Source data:

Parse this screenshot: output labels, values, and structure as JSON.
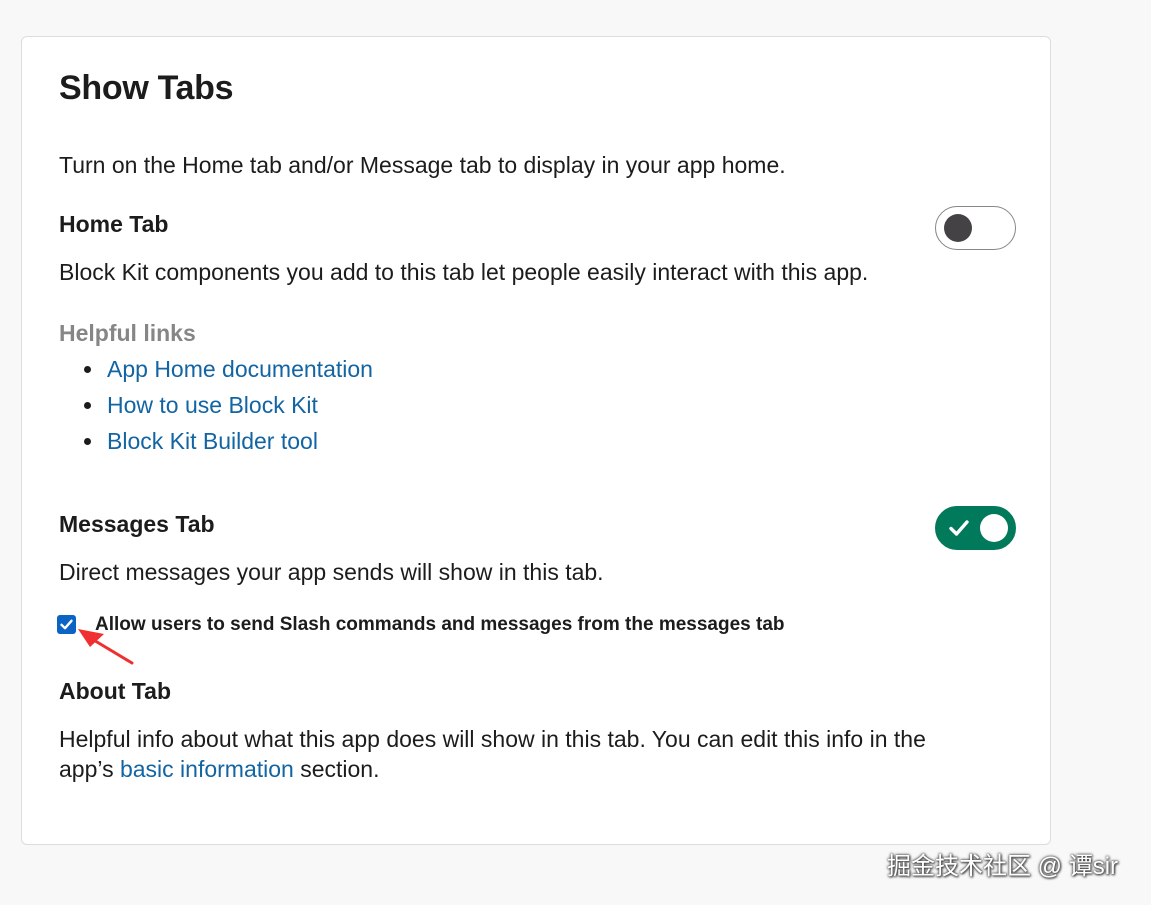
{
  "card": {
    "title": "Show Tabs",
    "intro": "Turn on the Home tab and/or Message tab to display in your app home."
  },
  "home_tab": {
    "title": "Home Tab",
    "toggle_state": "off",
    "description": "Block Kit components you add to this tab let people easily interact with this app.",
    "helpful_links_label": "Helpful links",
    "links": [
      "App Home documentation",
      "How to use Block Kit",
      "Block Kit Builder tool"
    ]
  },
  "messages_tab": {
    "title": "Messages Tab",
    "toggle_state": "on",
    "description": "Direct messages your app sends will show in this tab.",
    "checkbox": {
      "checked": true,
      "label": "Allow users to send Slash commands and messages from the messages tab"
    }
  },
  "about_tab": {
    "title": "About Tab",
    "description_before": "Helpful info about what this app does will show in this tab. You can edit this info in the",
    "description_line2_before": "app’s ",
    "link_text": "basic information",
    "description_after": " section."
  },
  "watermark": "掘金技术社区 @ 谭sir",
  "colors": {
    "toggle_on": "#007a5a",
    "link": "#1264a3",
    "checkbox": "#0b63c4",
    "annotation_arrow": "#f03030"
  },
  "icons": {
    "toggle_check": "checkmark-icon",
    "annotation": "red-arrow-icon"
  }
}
* * *
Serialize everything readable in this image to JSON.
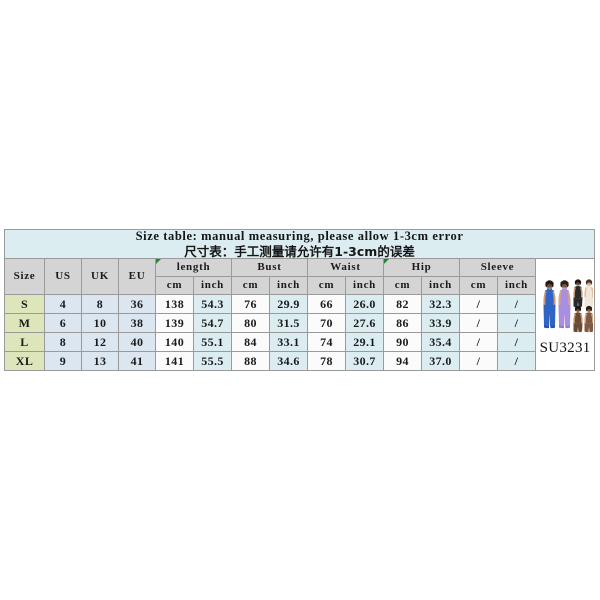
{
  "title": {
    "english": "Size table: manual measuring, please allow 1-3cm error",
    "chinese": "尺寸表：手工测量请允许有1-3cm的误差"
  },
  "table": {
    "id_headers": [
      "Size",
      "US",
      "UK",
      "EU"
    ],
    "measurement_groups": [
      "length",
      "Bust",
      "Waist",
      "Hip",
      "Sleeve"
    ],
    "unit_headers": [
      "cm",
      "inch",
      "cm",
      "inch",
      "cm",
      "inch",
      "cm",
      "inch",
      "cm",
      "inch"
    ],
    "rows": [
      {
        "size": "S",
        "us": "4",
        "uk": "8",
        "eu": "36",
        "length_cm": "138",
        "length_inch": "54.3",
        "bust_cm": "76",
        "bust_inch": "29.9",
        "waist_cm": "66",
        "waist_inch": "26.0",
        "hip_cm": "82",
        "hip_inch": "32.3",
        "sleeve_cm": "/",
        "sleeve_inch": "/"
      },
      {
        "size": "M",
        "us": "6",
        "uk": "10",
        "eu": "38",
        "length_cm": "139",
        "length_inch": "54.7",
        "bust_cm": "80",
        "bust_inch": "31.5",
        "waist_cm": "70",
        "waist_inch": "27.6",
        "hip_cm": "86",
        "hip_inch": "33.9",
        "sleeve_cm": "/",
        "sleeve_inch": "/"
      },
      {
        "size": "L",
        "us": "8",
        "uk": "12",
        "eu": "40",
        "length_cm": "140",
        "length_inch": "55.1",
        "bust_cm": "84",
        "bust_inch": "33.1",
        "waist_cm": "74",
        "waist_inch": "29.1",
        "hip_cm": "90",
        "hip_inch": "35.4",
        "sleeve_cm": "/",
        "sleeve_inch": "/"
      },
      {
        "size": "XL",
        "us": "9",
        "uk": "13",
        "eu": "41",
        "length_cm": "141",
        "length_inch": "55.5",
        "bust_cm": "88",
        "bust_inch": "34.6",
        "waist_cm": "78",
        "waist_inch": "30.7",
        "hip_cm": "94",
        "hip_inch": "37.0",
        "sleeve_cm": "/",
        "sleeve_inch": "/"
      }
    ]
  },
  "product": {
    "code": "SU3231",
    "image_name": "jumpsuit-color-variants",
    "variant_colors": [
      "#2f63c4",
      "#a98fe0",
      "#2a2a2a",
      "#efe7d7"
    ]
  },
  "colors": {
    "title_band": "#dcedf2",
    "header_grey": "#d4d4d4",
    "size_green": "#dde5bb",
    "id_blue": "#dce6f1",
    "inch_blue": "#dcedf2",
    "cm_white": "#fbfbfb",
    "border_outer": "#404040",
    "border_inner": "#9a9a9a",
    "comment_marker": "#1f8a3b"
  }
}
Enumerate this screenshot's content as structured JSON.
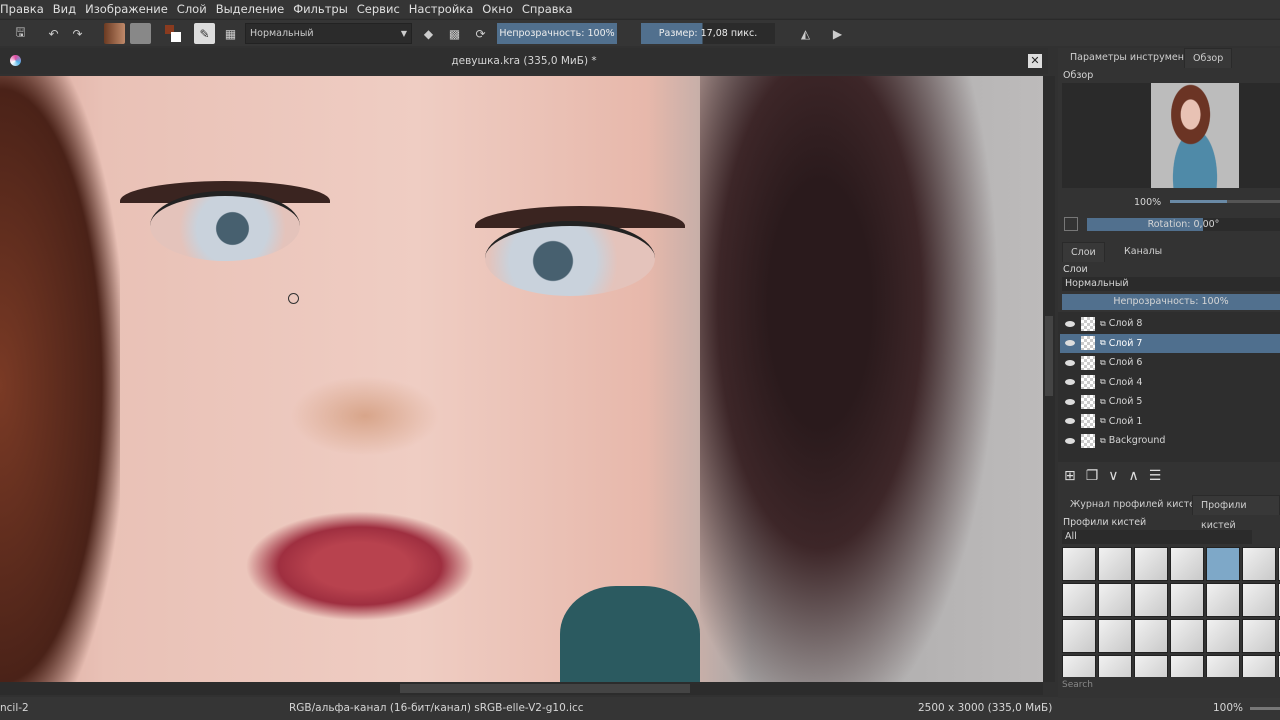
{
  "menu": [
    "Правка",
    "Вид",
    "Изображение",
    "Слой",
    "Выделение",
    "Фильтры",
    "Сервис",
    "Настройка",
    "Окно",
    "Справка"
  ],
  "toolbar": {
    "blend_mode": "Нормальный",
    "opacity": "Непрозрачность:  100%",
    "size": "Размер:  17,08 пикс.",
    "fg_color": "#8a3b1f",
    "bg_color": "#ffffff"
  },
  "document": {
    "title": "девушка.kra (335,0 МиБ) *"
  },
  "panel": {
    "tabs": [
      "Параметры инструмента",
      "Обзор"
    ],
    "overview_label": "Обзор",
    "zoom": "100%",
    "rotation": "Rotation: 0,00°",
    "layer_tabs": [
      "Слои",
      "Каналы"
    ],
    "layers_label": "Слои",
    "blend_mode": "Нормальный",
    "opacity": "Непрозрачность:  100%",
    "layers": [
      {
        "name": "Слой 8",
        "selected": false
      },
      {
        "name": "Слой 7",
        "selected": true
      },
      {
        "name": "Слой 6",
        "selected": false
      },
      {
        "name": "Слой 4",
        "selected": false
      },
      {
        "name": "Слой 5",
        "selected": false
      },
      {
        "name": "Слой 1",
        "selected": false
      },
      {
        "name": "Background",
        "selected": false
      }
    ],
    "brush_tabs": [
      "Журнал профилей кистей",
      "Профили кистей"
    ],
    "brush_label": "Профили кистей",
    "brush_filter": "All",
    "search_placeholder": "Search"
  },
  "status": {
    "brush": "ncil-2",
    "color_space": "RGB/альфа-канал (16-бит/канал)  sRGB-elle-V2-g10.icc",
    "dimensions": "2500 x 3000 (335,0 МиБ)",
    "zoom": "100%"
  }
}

_Your instructions_. List the lines of the material in which the word "Профили" occurs.

_Final answer_.
      "Профили кистей"
    "brush_label": "Профили кистей",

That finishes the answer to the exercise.